Records from a data source
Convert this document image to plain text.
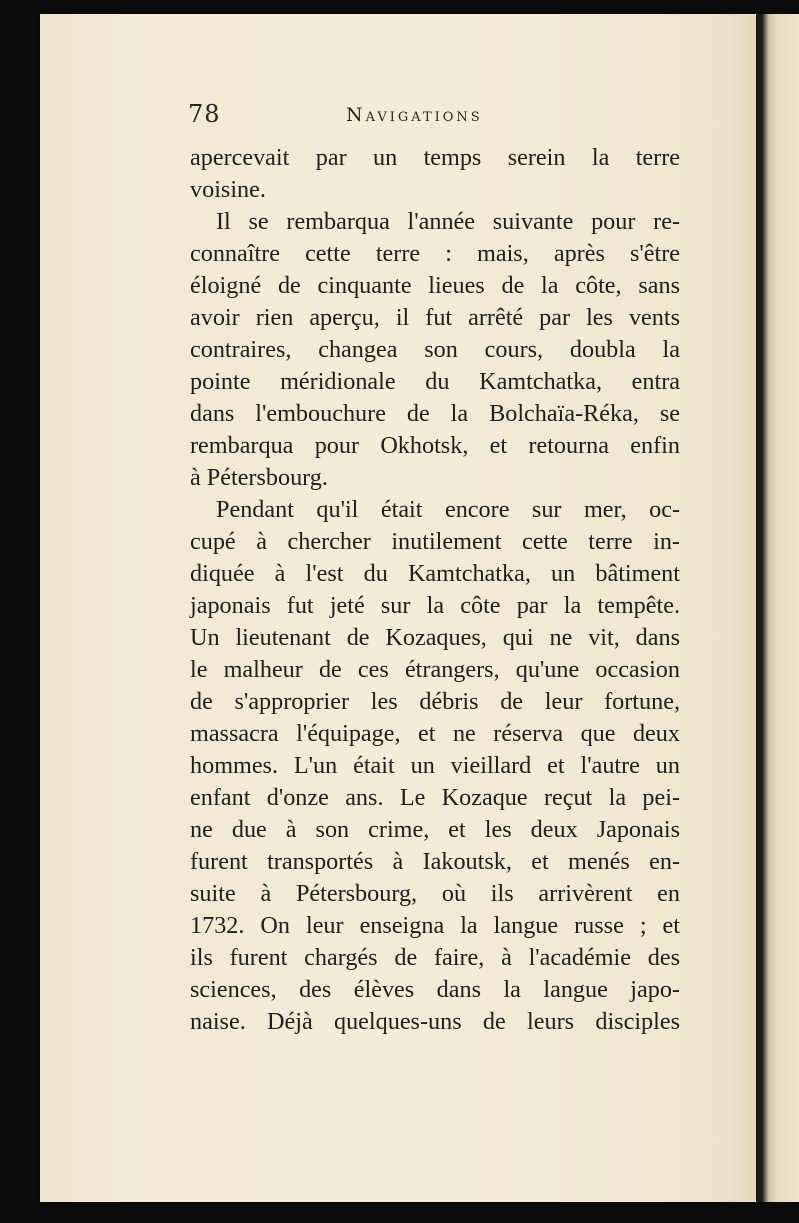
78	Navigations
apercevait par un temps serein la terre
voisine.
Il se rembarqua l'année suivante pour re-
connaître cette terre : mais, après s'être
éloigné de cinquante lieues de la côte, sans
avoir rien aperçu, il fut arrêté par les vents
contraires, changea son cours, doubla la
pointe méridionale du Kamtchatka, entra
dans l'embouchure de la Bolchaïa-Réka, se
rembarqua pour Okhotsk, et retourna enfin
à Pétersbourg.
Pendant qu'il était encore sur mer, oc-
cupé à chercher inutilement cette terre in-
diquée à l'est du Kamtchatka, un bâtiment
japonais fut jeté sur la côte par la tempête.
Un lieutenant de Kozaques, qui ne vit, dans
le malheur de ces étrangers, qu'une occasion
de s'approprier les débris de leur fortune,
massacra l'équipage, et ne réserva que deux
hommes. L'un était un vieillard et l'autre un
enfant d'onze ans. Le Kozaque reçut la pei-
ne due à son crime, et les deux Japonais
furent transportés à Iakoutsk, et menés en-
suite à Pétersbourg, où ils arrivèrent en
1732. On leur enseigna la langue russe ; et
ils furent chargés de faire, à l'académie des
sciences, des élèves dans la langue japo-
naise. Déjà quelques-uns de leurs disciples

...

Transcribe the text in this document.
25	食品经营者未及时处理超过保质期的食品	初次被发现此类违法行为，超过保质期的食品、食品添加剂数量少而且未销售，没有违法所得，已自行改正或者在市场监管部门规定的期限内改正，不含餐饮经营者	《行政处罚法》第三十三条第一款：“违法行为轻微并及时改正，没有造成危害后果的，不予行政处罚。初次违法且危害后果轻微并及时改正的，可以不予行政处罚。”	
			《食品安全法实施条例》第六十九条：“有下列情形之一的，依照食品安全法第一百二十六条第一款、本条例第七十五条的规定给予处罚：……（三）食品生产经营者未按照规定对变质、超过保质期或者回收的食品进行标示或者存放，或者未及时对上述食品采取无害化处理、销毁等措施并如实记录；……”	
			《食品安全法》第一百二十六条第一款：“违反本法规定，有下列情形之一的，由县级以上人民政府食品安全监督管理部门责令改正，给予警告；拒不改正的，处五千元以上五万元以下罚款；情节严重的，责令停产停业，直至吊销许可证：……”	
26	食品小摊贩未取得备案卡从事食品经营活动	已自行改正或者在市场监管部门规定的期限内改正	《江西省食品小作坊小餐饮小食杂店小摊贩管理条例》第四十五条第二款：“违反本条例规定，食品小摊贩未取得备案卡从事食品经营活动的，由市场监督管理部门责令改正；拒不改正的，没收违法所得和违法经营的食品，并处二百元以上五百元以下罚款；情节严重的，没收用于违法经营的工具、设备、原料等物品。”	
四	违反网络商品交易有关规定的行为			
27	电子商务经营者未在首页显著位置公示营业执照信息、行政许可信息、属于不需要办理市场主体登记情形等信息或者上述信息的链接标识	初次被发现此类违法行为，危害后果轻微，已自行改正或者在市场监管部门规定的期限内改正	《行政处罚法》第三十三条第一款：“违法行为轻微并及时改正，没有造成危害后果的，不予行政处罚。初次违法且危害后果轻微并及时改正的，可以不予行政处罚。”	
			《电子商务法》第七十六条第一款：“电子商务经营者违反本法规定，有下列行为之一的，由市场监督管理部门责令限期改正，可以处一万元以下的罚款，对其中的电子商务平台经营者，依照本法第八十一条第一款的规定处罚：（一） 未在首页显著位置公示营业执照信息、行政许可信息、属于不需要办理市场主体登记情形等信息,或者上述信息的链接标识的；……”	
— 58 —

#### Exercise brief
Pick out every line above that holds the word "terre" and copy it.

#### Exercise response
apercevait par un temps serein la terre
connaître cette terre : mais, après s'être
cupé à chercher inutilement cette terre in-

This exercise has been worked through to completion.